◆ Records provided ◆
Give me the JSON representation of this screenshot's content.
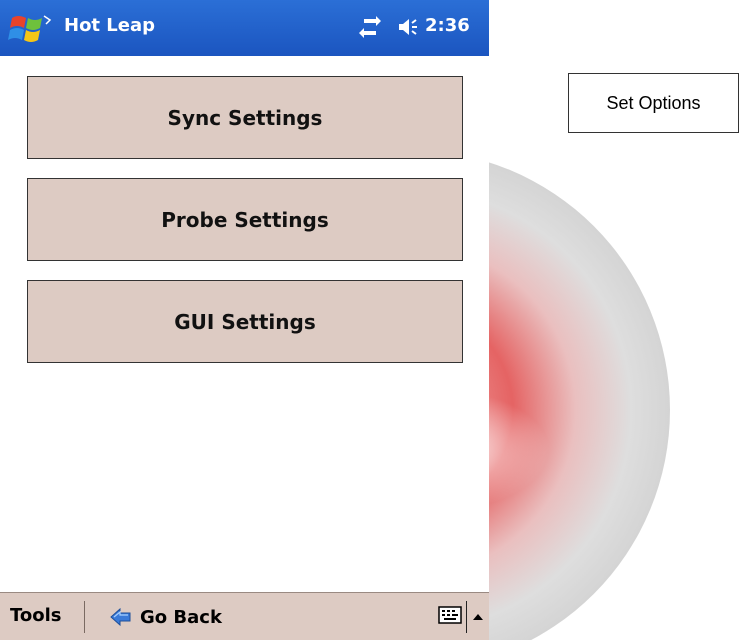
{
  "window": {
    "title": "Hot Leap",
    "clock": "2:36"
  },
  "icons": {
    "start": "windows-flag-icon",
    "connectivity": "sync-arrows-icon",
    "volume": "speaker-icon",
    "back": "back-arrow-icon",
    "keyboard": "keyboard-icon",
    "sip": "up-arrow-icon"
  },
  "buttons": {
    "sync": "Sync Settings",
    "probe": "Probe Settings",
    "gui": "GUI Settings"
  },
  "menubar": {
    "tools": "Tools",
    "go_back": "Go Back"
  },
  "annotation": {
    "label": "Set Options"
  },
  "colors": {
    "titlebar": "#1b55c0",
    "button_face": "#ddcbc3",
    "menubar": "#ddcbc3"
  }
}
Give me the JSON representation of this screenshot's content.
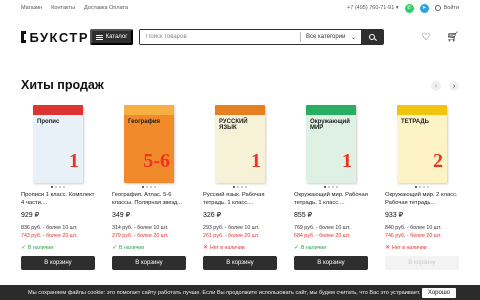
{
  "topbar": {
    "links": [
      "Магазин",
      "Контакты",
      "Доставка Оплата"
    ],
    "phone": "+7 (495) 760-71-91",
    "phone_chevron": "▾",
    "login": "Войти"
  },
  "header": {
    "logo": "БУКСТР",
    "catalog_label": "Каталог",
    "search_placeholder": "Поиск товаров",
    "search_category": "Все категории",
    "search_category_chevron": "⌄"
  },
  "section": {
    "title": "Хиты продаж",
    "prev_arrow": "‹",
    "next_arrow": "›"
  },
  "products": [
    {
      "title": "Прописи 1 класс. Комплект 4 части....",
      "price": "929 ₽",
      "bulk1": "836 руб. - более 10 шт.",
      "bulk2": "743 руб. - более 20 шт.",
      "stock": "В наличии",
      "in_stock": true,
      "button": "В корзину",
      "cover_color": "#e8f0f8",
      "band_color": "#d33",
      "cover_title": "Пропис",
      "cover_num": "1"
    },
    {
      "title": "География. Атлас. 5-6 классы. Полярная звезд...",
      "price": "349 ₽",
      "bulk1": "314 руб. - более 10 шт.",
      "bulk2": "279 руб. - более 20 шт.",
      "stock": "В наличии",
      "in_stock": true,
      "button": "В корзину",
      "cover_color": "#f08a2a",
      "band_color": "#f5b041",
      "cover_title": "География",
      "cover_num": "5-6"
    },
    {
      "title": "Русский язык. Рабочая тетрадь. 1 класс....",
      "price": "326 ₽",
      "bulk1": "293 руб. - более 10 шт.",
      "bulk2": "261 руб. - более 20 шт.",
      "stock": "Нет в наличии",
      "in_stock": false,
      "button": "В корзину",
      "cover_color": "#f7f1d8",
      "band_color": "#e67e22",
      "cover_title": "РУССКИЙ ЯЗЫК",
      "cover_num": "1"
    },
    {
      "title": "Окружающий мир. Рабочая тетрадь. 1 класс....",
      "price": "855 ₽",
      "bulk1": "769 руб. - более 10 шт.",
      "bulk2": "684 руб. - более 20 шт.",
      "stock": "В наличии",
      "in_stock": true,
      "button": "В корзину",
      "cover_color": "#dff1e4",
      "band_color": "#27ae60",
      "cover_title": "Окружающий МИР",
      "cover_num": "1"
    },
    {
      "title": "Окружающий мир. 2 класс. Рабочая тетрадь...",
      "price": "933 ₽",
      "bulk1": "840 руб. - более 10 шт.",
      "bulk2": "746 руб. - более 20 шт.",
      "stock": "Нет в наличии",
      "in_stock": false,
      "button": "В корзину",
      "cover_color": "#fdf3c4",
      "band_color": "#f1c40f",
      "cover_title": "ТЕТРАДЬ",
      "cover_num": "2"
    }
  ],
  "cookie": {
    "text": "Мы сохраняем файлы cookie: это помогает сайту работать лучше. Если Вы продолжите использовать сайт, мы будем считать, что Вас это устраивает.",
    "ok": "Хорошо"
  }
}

◆ Aim ◆
Spot every line that holds "cookie" and copy it.

◆ Answer to this problem ◆
  "cookie": {
    "text": "Мы сохраняем файлы cookie: это помогает сайту работать лучше. Если Вы продолжите использовать сайт, мы будем считать, что Вас это устраивает.",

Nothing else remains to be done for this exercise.